Употребим же с пользою урок, предлагаемый поэтом. Бывают в человеке болезни, которые начинаются воображением и потом, мало-помалу, переходят в существенность. Предостережем себя, чтобы призрак недуга, сильно изображенный кистию свежего таланта, не перешел для нас из мира праздной мечты в мир тяжкой действительности.

Примечания

1. Впервые — ‘Москвитянин’. 1841.Ч. I, N 2 (в составе разбора нескольких современных произведений в разделе ‘Критика’). Печатаем по первой публикации. Лермонтов, учась в Московском университете, слушал лекции Шевырева и, как пишут биографы поэта, относился к нему с уважением. Шевыреву посвящено стихотворение 1829 года ‘Романс’ (‘Коварной жизнью недовольный…’). Тем не менее Шевырев стал одним из наиболее вероятных адресатов ‘Предисловия’, напечатанного во втором издании (1841) и отвечающего критикам романа.

----

--- ПОРЯДОК РАБОТЫ ---
A – Перепишите из отрывка о Лермонтове без изменений фрагмент, начиная со слов «1. Впервые —» и заканчивая словами «отвечающего критикам романа.» включительно.
B – Продолжите отрывок о Лермонтове, начав сразу после его последнего предложения.

----

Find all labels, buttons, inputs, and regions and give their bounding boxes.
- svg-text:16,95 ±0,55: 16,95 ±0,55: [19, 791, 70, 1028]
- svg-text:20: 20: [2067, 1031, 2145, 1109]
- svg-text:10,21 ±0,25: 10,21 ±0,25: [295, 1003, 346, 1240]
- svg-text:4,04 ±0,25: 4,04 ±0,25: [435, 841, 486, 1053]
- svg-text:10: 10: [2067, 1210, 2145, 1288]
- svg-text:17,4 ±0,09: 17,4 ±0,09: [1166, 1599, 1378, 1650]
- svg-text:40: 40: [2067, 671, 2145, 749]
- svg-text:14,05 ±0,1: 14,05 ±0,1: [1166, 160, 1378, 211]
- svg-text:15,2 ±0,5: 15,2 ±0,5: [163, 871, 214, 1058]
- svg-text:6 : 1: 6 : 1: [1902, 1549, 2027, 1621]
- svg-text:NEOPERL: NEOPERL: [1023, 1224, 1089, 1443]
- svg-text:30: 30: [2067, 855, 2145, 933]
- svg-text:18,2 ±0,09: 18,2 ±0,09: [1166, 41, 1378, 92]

----

--- СПИСОК ОТВЕТОВ ---
A –
1. Впервые — ‘Москвитянин’. 1841.Ч. I, N 2 (в составе разбора нескольких современных произведений в разделе ‘Критика’). Печатаем по первой публикации. Лермонтов, учась в Московском университете, слушал лекции Шевырева и, как пишут биографы поэта, относился к нему с уважением. Шевыреву посвящено стихотворение 1829 года ‘Романс’ (‘Коварной жизнью недовольный…’). Тем не менее Шевырев стал одним из наиболее вероятных адресатов ‘Предисловия’, напечатанного во втором издании (1841) и отвечающего критикам романа.

B –
2. Жан-Поль (Иоганн Пауль Фридрих Рихтер) (1763-1825) — немецкий писатель, о нем подробнее — вступит. статья Ал.В. Михайлова к изд.: Жан-Поль. Приготовительная школа эстетики. М., 1981.
3. Речь может идти или о Филиппе Тальони (1777-1871), балетмейстере, или о Поле (1808-1884), сыне Филиппа, знаменитом танцовщике, или о Марии, дочери Филиппа (1804-1884), танцовщице, оставившей сцену в 1847 году.
4. Камчадалы и юкагиры — народности, населяющие Камчатку и Якутию.
5. Нередкий в стихах Ломоносова мотив — ср., например: ‘Взлети превыше молний, муза…’ (‘Ода на прибытие… Елисаветы Петровны из Москвы в Санкт-Петербург 1742 года’).
6. Имеется в виду поэма ‘Руслан и Людмила’, в которой видели влияние итальянского поэта Лудовико Ариосто (1477-1533), автора поэмы ‘Неистовый Роланд’, где рыцарские мотивы сочетаются с волшебно-сказочными.
7. Речь идет о поэме ‘Кавказский пленник’ (1821).
8. Марлинский (псевдоним Александра Александровича Бестужева, 1797-1837) — автор романтических кавказских повестей, в частности упоминаемых ниже ‘Аммалат-Бек’ (1832) и ‘Мулла-Нур’ (1836).
9. Лоррен Клод (наст. фамилия Желле, 1600-1682) — французский живописец, автор торжественных пейзажей (напр., серии ‘Времена суток’).
10. Пуссен Никола (1594-1665) — французский живописец, автор полотен на мифологические и религиозные темы, а также картин ‘Пейзаж с Полифемом’ и серии ‘Времена года’.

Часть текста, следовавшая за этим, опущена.